[Work to be completed]
Select all lines with the string "clock" in them, and copy those lines.

[Source material]
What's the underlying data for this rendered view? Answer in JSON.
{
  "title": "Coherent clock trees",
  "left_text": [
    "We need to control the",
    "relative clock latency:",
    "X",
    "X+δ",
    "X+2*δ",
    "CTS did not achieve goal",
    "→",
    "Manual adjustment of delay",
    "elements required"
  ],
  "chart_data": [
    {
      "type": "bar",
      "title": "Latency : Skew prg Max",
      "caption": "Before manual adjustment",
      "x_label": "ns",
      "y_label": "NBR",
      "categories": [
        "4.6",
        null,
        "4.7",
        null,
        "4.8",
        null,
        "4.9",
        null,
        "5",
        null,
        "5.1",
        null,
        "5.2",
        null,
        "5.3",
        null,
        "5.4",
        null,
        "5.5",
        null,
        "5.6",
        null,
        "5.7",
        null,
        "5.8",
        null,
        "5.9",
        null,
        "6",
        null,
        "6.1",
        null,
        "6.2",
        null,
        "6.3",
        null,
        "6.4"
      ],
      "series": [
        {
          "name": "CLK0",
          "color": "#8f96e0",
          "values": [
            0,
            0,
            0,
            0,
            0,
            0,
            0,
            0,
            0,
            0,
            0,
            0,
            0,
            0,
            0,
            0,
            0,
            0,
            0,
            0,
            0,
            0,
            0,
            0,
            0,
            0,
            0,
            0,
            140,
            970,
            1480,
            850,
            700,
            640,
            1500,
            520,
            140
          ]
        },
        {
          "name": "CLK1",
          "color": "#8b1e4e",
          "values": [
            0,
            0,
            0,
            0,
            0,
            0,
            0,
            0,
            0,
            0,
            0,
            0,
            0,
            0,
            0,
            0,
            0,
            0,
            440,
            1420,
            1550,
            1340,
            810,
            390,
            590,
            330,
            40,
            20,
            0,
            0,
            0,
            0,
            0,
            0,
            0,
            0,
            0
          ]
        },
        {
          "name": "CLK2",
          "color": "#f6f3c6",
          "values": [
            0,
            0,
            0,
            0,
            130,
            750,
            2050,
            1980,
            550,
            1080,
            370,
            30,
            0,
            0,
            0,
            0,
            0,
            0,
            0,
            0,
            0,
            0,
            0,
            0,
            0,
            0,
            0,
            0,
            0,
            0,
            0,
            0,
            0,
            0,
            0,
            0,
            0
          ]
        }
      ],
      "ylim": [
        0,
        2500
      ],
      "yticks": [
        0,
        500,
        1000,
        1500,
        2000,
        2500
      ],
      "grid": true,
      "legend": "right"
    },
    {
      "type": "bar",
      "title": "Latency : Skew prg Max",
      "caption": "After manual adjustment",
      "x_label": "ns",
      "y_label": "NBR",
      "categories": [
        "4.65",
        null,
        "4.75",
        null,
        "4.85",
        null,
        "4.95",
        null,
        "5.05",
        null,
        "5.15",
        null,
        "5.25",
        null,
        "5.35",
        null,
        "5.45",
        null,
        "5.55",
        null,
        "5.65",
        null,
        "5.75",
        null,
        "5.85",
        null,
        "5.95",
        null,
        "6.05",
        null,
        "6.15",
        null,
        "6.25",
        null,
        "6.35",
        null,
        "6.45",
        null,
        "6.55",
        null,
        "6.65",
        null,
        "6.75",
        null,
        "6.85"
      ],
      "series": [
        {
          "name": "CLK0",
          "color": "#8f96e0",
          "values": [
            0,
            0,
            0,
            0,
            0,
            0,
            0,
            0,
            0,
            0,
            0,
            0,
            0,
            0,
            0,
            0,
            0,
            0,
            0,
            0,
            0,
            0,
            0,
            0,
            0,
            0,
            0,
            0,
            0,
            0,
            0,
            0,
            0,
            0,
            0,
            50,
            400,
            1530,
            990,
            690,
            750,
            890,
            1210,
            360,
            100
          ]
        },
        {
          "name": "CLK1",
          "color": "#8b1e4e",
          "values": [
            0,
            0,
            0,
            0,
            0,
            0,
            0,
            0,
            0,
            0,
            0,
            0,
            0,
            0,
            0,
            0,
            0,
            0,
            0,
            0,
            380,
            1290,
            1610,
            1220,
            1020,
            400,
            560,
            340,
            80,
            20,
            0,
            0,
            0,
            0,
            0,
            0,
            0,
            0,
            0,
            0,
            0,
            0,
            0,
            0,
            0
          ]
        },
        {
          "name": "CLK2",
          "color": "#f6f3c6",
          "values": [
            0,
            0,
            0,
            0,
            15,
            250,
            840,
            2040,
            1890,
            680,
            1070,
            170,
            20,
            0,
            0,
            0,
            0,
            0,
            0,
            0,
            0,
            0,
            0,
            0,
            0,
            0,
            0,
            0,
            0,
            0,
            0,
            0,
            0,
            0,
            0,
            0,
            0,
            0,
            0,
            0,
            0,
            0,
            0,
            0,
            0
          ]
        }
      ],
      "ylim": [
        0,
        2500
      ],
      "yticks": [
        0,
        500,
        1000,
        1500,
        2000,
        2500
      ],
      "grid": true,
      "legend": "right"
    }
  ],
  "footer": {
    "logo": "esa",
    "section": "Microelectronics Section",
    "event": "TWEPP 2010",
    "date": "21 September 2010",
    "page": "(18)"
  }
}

[Complete response]
  "title": "Coherent clock trees",
    "relative clock latency:",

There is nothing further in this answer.